Work instructions. Filter the records, keeping every line that has the string "calories".

....

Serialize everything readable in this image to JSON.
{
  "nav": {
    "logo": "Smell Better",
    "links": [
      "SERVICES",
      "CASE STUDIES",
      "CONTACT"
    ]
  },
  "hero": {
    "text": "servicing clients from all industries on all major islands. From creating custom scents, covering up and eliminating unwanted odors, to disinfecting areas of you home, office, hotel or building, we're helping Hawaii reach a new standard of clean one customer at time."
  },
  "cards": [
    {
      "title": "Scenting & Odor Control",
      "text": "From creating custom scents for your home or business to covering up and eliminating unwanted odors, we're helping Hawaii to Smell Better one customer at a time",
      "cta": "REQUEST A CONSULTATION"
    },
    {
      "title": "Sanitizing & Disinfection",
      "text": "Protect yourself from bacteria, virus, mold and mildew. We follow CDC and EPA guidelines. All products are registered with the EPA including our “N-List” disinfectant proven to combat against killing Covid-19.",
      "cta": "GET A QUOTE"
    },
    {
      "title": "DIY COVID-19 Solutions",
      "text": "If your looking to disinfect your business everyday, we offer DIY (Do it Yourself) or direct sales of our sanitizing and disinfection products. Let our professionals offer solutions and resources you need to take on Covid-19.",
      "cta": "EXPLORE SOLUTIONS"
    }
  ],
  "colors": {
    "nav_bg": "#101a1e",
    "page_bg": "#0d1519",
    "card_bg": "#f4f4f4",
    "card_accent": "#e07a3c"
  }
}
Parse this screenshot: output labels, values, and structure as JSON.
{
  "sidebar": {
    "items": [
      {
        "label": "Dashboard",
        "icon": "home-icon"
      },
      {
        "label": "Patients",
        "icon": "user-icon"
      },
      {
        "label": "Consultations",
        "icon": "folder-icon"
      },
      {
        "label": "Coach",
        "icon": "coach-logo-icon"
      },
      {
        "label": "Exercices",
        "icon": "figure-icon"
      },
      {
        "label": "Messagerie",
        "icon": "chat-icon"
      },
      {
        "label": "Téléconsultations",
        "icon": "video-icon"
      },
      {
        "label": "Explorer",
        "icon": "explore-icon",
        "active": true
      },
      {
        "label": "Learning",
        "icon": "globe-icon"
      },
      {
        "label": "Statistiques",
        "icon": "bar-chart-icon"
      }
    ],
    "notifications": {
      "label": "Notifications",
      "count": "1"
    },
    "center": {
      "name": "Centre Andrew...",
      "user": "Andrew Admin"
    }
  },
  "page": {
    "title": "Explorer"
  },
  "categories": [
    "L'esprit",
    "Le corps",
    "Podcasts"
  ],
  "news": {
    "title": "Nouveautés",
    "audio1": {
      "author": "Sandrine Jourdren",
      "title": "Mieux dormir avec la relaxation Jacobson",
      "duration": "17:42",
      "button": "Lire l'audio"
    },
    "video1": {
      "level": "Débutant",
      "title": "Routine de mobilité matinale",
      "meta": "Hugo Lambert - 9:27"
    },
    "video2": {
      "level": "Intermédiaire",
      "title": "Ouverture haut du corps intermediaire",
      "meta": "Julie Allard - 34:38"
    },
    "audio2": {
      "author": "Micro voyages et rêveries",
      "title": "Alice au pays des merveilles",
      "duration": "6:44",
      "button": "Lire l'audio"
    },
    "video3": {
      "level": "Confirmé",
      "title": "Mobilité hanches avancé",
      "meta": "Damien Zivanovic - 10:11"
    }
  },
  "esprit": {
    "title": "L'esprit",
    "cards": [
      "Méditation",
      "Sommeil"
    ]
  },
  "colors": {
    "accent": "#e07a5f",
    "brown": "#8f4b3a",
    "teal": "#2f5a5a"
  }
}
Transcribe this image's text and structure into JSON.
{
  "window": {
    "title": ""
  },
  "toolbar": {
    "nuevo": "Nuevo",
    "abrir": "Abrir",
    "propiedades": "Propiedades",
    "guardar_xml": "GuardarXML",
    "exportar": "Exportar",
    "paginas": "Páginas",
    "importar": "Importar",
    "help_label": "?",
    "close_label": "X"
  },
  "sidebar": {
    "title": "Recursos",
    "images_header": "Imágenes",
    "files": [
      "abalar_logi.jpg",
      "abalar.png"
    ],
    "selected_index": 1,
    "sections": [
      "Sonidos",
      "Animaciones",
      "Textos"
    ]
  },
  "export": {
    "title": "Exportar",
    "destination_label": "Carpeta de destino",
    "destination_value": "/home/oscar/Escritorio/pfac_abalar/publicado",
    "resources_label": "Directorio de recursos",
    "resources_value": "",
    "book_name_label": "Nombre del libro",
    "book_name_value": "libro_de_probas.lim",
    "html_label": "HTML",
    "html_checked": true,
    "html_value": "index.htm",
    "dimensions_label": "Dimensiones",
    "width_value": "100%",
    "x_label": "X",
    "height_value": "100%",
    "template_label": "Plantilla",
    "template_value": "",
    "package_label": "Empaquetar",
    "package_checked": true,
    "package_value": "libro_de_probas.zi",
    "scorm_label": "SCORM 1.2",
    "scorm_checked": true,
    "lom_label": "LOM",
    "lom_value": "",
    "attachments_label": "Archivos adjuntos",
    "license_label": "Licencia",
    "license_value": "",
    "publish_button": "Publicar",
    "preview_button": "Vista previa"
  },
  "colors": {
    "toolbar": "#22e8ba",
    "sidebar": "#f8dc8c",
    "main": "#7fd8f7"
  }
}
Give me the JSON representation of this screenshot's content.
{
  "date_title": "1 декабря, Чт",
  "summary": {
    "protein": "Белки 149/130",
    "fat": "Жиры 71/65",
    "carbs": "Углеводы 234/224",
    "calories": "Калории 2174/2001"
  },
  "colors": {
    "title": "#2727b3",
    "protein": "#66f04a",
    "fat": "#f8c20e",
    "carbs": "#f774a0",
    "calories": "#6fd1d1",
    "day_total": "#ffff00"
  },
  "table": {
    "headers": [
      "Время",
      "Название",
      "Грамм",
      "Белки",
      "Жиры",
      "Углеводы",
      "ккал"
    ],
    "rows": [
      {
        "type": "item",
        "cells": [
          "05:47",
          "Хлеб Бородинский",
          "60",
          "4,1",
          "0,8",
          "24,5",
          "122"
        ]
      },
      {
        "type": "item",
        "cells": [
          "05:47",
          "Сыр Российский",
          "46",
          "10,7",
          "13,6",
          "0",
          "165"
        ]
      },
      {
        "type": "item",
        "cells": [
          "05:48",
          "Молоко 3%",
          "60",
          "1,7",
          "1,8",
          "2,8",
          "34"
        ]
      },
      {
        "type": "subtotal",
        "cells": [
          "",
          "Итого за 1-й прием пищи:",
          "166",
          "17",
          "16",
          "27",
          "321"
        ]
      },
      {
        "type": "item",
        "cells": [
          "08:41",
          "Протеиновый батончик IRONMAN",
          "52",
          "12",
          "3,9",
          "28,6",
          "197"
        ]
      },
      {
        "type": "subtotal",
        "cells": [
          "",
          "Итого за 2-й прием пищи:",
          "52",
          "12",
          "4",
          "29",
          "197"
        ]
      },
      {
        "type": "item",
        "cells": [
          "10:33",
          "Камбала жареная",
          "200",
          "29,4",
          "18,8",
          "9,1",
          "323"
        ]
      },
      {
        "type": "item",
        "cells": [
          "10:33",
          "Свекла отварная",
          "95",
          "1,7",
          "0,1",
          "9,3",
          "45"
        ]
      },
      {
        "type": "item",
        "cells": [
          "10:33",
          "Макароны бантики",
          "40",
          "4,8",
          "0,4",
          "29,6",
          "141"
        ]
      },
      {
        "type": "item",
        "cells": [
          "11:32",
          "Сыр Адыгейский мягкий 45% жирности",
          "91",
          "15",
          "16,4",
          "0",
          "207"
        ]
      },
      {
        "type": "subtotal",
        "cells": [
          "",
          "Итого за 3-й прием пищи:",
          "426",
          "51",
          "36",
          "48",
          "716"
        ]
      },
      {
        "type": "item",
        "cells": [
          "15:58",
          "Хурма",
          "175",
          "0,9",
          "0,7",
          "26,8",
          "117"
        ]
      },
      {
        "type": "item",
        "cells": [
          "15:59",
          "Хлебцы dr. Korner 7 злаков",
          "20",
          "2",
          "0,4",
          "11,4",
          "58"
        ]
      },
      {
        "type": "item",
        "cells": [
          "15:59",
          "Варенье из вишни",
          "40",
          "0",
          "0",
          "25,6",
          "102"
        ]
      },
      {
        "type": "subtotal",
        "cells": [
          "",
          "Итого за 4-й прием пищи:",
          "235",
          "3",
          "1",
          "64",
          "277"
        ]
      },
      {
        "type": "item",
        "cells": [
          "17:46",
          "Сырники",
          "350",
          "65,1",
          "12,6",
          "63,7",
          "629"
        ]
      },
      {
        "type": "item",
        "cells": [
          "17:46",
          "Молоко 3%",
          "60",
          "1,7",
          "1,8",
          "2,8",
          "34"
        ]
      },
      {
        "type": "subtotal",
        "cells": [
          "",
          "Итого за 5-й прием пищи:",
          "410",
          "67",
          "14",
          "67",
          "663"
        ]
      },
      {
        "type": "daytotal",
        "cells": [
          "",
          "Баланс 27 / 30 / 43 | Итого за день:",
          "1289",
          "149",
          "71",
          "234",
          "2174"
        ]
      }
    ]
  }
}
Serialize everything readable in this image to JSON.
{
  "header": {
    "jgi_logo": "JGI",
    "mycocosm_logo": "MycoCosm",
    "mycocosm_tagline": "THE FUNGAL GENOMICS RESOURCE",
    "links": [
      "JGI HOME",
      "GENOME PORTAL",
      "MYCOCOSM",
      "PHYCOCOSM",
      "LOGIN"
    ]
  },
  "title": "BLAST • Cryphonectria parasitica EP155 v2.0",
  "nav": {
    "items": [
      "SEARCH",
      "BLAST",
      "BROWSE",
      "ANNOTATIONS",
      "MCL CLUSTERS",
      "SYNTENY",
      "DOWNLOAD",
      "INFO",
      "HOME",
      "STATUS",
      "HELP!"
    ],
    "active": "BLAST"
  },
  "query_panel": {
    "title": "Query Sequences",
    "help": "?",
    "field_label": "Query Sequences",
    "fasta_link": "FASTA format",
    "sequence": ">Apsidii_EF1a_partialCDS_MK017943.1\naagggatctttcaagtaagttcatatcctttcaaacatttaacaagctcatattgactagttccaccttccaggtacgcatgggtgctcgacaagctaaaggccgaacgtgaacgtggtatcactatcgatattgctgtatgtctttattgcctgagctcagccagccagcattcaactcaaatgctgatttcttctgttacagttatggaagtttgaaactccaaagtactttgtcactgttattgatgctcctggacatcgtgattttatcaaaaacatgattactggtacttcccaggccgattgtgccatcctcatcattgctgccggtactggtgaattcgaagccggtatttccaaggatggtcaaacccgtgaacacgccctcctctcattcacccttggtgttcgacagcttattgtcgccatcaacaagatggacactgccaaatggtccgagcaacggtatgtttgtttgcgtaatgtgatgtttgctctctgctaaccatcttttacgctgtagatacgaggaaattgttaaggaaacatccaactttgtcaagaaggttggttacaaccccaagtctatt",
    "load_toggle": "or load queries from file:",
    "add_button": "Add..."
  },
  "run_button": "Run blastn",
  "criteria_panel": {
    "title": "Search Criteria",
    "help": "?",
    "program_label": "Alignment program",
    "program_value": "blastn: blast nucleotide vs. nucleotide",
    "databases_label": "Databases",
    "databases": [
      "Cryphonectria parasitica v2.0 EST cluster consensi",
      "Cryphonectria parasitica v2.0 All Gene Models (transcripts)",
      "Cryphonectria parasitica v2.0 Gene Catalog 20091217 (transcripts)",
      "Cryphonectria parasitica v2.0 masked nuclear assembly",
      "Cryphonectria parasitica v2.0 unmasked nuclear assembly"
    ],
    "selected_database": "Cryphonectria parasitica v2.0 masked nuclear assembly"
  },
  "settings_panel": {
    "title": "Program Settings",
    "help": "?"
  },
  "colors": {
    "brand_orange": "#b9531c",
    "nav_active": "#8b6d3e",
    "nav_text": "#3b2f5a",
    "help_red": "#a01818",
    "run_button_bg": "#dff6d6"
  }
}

....

Written answer.
    "calories": "Калории 2174/2001"
    "calories": "#6fd1d1",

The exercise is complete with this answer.